SET TASK →
Every line of the material below should be repeated exactly.

Dataset entries on figures
☆ ☆ ☆ ☆ ☆

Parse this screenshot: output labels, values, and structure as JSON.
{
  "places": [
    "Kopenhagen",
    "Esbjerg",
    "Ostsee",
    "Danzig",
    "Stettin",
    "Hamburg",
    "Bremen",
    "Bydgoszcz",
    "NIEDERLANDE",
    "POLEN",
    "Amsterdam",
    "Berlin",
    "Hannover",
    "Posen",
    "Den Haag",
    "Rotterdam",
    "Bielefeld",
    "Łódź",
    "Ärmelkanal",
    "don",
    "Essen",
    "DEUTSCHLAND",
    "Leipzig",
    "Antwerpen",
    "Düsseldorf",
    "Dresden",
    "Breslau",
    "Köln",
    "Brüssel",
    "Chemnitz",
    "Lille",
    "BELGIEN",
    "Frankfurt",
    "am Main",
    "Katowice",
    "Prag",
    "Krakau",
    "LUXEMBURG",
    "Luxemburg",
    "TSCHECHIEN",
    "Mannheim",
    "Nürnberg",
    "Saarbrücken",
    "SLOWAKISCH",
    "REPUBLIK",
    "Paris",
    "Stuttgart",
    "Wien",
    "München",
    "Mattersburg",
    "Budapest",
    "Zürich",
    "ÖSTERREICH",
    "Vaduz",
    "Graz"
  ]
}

☆ ☆ ☆ ☆ ☆

ANSWER TO THE PROBLEM →
Parse this screenshot: output labels, values, and structure as JSON.
{
  "places": [
    "Kopenhagen",
    "Esbjerg",
    "Ostsee",
    "Danzig",
    "Stettin",
    "Hamburg",
    "Bremen",
    "Bydgoszcz",
    "NIEDERLANDE",
    "POLEN",
    "Amsterdam",
    "Berlin",
    "Hannover",
    "Posen",
    "Den Haag",
    "Rotterdam",
    "Bielefeld",
    "Łódź",
    "Ärmelkanal",
    "don",
    "Essen",
    "DEUTSCHLAND",
    "Leipzig",
    "Antwerpen",
    "Düsseldorf",
    "Dresden",
    "Breslau",
    "Köln",
    "Brüssel",
    "Chemnitz",
    "Lille",
    "BELGIEN",
    "Frankfurt",
    "am Main",
    "Katowice",
    "Prag",
    "Krakau",
    "LUXEMBURG",
    "Luxemburg",
    "TSCHECHIEN",
    "Mannheim",
    "Nürnberg",
    "Saarbrücken",
    "SLOWAKISCH",
    "REPUBLIK",
    "Paris",
    "Stuttgart",
    "Wien",
    "München",
    "Mattersburg",
    "Budapest",
    "Zürich",
    "ÖSTERREICH",
    "Vaduz",
    "Graz"
  ]
}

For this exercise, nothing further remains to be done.